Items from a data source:
◆ ◆ ◆

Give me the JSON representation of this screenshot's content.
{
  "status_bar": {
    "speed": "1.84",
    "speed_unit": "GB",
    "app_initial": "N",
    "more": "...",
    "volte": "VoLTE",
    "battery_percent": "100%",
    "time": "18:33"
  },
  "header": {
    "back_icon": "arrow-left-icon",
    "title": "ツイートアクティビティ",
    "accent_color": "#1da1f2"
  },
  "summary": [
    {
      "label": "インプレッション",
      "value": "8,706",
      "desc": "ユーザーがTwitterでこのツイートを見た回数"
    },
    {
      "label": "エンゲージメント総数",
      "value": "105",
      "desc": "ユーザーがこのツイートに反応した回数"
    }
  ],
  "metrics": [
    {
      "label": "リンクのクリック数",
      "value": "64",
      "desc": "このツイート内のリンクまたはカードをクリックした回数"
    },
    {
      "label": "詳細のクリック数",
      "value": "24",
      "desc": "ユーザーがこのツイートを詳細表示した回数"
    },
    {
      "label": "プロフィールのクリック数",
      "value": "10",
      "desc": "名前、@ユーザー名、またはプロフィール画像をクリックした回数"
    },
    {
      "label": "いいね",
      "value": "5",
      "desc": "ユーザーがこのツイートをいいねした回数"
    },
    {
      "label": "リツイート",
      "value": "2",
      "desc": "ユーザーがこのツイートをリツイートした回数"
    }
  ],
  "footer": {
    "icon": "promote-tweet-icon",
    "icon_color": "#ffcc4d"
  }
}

◆ ◆ ◆

What needs to be done
Report the number of lines above containing the word "label", with no other text.

Answer to this task
7